> [REQUIREMENT 1]
In the ceiling fan thread, how many switches does a ceiling fan have in most cases?

— START OF DOCUMENT EXTRACT —

# Ceiling Fan Light Works, Fan Doesn't



## ineedhelp1 (Mar 20, 2012)

So this morning I threw a blanket to my bed, but it hit the pull switch, and the pull switch got in the fan (I _think_ thats what happend, could just be the blanket made something loose). Now the fan light works, and when I turn the switch on from the outlet, I can hear the electricity surging, but the fan doesn't turn, even when I use the pull switch. Thanks for the help!


----------



## joecaption (Nov 30, 2011)

The switch to contol the fan is a cheap plastic one and often go bad.
Kill the breaker to that fixture, remove the light kit and the see who many wires are on the fan switch and go buy one whith the same number of wires.
When replacing only undo one wire at a time to make sure you do not get the wires crossed.


----------



## ineedhelp1 (Mar 20, 2012)

But why would I buy a light kit if the fans broken? Or am I getting my terms mixed up? Sorry, I am not much of a handyman. Also the pull switch that (may or may not) have gotten stuck in the fan was the light pull switch, and the light can still be controlled and works.


----------



## joecaption (Nov 30, 2011)

I never siad to replace the light kit. To get to the fan switch you have to remove the light housing, and the cover or trim ring housing the fan switch.
There's 3 switchs in a ceiling fan in most cases, one with two wires for the light, another one with 2 wires to change the direction of the fan, and the one I'm suggesting you replace and one with several wires to control the fan speed.


----------

— END OF DOCUMENT EXTRACT —

> [REQUIREMENT 2]
Arrange the lines of the records as a JSON list of strings, one string per line, leaving out blank lines. Start at the beginning of the records and go through the line that contains "x-tick-label: 2012 bbox=[370, 452, 395, 462]".

— START OF DATA —

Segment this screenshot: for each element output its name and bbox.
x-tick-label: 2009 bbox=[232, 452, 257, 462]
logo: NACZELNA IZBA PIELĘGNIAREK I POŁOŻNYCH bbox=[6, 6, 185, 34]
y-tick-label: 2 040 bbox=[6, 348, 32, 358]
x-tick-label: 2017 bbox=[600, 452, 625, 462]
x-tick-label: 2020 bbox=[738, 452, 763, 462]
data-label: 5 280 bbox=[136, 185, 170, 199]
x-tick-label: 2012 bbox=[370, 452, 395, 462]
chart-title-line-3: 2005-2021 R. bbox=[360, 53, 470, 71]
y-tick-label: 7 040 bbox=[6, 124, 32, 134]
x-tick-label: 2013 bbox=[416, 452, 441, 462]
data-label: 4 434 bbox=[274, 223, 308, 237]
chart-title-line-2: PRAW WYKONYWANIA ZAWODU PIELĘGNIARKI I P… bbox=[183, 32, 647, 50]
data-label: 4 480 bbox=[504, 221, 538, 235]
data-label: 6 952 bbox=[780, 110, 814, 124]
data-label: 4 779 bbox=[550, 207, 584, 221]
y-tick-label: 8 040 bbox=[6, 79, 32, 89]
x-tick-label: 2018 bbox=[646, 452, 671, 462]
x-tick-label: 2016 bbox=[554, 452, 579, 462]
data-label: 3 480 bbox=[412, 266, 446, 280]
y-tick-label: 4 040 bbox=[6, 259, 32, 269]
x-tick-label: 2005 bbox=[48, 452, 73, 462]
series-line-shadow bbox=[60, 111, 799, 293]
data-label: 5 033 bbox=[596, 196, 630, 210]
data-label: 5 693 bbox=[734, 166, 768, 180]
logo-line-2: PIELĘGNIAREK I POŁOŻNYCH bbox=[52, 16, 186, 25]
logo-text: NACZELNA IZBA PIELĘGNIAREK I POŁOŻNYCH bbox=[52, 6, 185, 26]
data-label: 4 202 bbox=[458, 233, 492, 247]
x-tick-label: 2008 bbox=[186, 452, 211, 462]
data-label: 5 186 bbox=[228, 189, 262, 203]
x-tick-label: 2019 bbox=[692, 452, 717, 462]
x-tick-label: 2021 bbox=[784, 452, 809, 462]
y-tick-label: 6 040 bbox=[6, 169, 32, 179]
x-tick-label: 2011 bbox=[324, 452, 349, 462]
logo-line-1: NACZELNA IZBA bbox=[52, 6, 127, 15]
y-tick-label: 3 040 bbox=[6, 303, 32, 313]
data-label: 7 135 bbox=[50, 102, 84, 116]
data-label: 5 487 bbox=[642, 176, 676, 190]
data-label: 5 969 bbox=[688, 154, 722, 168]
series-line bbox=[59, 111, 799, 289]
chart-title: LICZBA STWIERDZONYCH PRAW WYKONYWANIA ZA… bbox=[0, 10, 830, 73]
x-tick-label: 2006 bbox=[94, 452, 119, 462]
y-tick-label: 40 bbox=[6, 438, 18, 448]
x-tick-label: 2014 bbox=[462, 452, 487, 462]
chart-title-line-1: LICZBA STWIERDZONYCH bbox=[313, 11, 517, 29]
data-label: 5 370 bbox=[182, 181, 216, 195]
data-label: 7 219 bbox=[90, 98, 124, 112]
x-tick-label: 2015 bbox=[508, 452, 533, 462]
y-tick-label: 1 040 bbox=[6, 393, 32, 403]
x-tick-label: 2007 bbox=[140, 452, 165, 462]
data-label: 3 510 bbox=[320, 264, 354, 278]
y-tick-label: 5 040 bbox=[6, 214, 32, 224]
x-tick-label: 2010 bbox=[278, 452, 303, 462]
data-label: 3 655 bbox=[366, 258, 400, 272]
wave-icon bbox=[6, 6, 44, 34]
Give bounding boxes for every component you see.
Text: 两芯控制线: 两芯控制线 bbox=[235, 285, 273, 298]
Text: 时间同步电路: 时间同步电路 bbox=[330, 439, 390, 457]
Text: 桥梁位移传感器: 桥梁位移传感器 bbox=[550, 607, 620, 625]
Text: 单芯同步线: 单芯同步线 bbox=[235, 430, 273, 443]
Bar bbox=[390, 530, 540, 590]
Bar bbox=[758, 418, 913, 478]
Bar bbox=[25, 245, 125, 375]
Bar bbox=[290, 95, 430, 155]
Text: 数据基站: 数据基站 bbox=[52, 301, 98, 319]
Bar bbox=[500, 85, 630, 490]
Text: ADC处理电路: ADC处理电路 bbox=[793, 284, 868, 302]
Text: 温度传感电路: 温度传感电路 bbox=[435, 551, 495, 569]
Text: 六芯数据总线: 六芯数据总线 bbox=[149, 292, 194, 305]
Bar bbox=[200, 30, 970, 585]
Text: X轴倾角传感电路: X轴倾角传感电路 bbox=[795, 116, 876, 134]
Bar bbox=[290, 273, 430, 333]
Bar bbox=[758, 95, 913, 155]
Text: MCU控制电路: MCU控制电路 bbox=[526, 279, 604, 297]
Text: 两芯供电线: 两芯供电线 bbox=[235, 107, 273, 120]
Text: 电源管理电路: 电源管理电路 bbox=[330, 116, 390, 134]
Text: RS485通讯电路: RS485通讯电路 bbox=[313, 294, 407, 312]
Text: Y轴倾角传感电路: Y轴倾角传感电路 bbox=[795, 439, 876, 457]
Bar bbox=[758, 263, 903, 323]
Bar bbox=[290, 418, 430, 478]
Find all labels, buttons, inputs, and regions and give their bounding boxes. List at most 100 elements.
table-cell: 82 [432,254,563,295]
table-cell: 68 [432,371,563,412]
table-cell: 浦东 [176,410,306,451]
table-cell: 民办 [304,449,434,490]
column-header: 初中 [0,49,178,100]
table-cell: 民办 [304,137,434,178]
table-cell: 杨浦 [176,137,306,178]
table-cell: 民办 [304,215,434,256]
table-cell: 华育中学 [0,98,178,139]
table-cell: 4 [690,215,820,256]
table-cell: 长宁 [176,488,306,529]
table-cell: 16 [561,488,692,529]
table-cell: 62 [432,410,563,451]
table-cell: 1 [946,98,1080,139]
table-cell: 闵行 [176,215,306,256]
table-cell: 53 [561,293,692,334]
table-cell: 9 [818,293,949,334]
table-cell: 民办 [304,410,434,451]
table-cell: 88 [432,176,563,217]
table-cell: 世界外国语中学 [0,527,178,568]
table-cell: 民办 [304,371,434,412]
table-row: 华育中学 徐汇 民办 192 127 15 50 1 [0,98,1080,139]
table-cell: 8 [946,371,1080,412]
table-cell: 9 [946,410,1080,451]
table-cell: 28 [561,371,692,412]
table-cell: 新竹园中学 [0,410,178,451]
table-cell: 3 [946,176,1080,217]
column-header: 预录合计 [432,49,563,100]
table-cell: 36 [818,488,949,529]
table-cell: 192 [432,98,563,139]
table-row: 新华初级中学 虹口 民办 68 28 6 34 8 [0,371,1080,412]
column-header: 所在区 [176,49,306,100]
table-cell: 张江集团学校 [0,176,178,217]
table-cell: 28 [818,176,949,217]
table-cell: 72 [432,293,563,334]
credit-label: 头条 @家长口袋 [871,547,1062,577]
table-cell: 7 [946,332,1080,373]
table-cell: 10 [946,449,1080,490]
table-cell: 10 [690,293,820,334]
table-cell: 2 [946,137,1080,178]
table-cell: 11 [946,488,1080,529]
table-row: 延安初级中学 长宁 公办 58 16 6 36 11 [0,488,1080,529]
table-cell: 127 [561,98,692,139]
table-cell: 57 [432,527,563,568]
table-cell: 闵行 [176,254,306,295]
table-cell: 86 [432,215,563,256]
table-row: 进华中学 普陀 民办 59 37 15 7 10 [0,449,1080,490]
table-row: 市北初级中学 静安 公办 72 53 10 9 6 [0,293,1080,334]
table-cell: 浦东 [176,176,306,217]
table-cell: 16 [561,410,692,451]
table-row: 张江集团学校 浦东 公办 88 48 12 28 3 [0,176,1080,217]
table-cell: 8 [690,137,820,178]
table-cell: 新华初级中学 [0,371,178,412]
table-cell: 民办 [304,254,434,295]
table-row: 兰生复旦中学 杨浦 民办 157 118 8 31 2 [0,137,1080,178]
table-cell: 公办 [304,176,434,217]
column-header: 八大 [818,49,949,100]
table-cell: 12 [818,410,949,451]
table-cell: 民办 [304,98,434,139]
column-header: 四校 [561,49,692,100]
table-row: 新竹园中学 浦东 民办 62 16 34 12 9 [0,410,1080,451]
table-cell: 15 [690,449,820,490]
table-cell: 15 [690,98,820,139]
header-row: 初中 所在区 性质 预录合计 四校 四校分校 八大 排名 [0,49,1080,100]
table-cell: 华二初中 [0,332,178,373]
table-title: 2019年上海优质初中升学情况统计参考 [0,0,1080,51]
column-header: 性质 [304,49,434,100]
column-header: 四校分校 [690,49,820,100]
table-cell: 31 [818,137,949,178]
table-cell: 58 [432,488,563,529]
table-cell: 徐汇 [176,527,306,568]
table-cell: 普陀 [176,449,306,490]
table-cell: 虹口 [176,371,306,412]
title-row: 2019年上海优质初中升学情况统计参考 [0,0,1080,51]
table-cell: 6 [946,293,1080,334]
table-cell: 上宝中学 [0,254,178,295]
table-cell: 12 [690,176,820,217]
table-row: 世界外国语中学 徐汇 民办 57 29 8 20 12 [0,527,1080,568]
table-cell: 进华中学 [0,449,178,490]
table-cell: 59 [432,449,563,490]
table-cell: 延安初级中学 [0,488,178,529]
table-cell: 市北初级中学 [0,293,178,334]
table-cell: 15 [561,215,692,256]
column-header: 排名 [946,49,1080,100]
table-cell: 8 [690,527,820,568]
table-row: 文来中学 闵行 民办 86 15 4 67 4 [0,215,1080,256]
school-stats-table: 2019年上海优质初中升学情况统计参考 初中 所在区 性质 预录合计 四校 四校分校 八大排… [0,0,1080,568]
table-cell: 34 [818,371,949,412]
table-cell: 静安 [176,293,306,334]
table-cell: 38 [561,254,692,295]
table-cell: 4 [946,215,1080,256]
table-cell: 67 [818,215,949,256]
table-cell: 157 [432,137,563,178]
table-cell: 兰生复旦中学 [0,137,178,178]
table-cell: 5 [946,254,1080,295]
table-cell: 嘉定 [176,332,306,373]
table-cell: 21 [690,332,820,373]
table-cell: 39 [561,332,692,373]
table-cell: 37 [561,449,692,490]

— END OF DATA —

> [EXERCISE SOLUTION 1]
Three.

> [EXERCISE SOLUTION 2]
[
  "Segment this screenshot: for each element output its name and bbox.",
  "x-tick-label: 2009 bbox=[232, 452, 257, 462]",
  "logo: NACZELNA IZBA PIELĘGNIAREK I POŁOŻNYCH bbox=[6, 6, 185, 34]",
  "y-tick-label: 2 040 bbox=[6, 348, 32, 358]",
  "x-tick-label: 2017 bbox=[600, 452, 625, 462]",
  "x-tick-label: 2020 bbox=[738, 452, 763, 462]",
  "data-label: 5 280 bbox=[136, 185, 170, 199]",
  "x-tick-label: 2012 bbox=[370, 452, 395, 462]"
]